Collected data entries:
________________________

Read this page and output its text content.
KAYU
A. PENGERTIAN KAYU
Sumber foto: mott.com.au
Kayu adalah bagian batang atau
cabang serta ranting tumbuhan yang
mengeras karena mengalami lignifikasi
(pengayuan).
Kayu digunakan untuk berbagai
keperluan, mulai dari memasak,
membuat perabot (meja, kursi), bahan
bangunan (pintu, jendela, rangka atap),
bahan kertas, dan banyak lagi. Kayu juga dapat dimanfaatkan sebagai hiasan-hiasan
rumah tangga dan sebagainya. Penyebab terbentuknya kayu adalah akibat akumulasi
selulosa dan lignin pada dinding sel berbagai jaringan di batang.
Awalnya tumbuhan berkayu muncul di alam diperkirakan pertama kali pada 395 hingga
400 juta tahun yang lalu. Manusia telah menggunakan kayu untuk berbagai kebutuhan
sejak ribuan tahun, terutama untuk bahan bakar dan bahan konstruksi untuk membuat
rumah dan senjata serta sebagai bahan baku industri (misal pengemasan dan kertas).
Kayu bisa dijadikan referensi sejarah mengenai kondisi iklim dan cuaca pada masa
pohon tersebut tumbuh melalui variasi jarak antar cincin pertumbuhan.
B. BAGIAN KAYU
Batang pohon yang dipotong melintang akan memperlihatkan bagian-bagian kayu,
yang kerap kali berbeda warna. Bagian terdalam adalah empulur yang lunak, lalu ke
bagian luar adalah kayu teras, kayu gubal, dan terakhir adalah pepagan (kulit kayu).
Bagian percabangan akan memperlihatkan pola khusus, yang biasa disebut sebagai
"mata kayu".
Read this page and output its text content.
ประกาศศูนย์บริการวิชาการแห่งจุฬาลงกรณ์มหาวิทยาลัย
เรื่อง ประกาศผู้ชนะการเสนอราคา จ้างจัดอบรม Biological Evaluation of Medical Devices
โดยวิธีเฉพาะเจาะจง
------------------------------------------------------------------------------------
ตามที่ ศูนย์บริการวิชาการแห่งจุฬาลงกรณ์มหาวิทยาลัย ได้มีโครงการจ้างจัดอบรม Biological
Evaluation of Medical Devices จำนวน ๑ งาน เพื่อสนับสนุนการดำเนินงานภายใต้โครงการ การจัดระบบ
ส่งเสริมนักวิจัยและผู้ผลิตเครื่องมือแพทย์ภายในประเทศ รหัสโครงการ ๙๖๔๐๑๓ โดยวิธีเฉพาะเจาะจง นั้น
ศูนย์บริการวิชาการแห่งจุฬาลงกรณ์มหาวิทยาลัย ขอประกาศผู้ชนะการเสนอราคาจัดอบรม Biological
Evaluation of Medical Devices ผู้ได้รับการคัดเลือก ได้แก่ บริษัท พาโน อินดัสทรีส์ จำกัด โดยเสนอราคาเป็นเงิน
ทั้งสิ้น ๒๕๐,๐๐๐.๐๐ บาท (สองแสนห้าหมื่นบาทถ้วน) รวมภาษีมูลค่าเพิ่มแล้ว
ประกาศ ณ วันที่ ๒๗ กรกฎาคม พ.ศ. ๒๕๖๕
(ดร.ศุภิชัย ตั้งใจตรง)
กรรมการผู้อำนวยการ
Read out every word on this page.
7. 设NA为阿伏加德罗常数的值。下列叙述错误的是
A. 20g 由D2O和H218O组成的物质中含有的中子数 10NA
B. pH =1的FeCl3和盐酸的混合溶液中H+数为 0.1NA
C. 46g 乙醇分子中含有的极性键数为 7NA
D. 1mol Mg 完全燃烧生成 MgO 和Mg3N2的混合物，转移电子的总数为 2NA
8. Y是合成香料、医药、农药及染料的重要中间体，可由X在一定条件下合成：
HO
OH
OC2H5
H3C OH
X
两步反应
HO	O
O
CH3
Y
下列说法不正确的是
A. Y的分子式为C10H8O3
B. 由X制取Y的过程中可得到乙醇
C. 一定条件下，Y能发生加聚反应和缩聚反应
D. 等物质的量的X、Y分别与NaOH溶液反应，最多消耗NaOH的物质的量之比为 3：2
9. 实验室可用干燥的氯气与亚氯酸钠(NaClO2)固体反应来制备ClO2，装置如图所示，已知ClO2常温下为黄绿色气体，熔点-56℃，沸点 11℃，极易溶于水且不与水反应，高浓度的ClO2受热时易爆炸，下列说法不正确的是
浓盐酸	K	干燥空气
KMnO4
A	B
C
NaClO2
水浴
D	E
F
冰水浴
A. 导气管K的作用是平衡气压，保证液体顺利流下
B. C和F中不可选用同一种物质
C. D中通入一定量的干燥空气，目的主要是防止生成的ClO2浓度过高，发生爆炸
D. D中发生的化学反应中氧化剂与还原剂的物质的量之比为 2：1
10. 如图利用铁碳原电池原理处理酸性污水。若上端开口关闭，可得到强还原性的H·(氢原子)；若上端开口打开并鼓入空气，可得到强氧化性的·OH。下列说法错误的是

________________________

* [YOUR OBJECTIVE]:
Using the listing above, pull out all lines that hold the word "kertas".

* [RESULT BELOW]:
bahan kertas, dan banyak lagi. Kayu juga dapat dimanfaatkan sebagai hiasan-hiasan
rumah dan senjata serta sebagai bahan baku industri (misal pengemasan dan kertas).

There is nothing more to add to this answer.